** START Input data **

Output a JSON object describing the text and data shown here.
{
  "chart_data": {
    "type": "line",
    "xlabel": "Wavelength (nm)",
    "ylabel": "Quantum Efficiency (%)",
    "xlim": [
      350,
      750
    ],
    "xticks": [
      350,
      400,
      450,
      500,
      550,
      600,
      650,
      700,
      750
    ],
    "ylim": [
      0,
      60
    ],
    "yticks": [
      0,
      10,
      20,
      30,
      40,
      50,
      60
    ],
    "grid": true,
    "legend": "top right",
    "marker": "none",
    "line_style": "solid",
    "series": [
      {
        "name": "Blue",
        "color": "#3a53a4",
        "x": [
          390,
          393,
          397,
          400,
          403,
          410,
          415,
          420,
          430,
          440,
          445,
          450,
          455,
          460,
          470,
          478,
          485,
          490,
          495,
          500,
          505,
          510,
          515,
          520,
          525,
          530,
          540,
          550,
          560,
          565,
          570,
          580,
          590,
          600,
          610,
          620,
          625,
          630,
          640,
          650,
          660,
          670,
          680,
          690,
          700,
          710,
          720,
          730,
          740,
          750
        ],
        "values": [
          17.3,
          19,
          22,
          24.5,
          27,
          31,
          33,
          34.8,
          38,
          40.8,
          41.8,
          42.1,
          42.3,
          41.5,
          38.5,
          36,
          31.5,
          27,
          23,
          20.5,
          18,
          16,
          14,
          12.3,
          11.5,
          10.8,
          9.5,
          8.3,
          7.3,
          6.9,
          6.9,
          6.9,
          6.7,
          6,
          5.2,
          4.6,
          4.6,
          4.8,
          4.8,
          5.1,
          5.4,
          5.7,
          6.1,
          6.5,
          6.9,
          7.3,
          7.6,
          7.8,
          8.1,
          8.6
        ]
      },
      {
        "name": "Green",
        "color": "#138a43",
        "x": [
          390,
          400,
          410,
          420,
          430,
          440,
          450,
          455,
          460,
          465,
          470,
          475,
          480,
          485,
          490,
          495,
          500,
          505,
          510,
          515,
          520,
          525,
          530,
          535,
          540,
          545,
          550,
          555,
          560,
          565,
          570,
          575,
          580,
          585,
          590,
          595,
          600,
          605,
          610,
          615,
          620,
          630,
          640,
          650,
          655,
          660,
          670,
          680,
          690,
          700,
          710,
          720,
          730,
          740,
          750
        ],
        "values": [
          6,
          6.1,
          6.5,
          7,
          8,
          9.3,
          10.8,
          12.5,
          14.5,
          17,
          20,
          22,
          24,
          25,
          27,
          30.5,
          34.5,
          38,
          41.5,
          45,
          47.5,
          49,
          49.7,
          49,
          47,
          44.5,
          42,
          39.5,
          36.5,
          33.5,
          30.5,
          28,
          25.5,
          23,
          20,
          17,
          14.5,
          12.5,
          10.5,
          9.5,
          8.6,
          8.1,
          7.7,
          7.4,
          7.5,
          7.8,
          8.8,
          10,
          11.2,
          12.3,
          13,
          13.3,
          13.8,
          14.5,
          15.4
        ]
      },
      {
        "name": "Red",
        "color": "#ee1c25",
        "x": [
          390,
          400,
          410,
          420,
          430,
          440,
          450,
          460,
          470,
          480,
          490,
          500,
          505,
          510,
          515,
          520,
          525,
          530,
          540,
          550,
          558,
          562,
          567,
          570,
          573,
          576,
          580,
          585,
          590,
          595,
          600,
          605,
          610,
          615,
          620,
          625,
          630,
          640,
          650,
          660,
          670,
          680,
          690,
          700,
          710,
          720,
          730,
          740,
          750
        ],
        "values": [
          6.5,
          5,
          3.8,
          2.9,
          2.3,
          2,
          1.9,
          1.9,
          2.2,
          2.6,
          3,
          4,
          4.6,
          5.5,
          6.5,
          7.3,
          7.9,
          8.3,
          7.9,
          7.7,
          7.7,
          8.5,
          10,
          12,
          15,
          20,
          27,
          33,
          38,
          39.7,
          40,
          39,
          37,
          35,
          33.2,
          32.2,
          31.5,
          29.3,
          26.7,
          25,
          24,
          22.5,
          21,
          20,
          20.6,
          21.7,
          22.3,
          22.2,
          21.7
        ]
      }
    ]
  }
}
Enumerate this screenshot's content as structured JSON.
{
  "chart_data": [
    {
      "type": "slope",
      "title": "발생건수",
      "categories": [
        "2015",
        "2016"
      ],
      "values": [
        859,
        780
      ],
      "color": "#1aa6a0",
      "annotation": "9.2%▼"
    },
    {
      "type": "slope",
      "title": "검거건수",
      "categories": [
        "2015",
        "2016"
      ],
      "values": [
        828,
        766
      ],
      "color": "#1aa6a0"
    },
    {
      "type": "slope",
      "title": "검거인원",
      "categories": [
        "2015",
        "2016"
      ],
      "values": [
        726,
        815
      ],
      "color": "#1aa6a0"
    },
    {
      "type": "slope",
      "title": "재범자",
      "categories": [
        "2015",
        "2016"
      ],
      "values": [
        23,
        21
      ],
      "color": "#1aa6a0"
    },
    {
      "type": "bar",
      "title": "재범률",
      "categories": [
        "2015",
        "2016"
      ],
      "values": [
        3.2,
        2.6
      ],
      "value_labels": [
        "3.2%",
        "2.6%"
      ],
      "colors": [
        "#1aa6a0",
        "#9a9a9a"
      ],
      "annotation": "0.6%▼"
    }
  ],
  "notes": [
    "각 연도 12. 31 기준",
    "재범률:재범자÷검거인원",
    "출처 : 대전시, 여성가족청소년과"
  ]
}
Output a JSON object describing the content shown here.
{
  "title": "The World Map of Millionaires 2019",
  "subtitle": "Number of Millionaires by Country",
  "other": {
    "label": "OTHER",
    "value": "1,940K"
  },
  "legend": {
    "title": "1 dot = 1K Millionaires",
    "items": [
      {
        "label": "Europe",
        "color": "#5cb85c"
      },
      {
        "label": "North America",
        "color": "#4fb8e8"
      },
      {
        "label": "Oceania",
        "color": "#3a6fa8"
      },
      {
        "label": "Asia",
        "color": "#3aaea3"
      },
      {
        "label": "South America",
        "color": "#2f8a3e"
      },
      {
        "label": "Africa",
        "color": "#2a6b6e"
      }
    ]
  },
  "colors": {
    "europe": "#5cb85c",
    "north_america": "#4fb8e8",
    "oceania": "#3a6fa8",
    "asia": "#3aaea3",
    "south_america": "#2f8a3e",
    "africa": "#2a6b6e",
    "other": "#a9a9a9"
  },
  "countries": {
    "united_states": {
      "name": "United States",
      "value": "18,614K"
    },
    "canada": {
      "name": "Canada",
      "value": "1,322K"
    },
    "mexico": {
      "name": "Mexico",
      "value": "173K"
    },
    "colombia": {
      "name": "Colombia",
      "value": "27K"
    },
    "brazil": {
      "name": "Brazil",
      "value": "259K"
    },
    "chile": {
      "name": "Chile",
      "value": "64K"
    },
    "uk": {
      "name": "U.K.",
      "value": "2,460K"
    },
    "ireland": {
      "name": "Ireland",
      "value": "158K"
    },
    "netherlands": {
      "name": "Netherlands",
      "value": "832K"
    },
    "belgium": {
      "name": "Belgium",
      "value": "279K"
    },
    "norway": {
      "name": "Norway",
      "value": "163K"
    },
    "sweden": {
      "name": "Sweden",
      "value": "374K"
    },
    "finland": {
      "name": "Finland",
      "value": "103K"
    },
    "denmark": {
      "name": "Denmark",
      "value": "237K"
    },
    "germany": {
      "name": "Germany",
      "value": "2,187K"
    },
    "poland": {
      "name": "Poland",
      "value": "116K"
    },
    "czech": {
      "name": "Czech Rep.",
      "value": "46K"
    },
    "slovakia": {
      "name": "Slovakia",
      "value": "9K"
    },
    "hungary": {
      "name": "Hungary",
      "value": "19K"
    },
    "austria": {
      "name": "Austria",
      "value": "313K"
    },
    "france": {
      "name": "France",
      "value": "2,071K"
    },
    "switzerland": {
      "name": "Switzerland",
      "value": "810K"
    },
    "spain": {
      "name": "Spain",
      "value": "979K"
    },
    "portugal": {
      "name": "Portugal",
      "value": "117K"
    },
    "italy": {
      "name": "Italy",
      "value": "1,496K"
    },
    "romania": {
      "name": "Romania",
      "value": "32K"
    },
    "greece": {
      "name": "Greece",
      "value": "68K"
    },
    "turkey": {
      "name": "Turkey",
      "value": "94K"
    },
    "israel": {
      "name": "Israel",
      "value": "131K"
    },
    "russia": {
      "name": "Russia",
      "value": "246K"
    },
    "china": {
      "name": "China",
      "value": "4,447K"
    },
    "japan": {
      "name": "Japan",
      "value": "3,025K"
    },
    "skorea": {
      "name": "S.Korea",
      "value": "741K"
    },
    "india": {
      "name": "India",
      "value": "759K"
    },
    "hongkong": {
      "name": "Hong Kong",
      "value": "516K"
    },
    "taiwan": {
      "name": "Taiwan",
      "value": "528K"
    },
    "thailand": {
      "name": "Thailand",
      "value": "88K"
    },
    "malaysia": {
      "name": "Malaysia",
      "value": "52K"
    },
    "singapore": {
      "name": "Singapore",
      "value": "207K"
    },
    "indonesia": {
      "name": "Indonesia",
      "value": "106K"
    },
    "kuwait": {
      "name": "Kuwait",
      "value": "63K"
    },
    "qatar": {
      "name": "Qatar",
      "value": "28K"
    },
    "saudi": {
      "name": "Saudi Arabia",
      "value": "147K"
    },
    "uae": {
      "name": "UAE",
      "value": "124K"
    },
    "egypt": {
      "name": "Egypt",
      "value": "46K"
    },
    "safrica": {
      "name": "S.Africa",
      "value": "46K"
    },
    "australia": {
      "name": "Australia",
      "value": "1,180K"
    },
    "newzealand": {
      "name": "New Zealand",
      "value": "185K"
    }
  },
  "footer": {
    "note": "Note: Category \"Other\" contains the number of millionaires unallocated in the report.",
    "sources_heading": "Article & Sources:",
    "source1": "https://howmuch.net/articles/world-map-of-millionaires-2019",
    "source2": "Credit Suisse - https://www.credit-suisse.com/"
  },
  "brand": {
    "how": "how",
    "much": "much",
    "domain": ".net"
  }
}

** END Input data **

**Exercise prompt**: From the listing, copy every line where the string "object" appears.

**Solution to this exercise**:
Output a JSON object describing the text and data shown here.
Output a JSON object describing the content shown here.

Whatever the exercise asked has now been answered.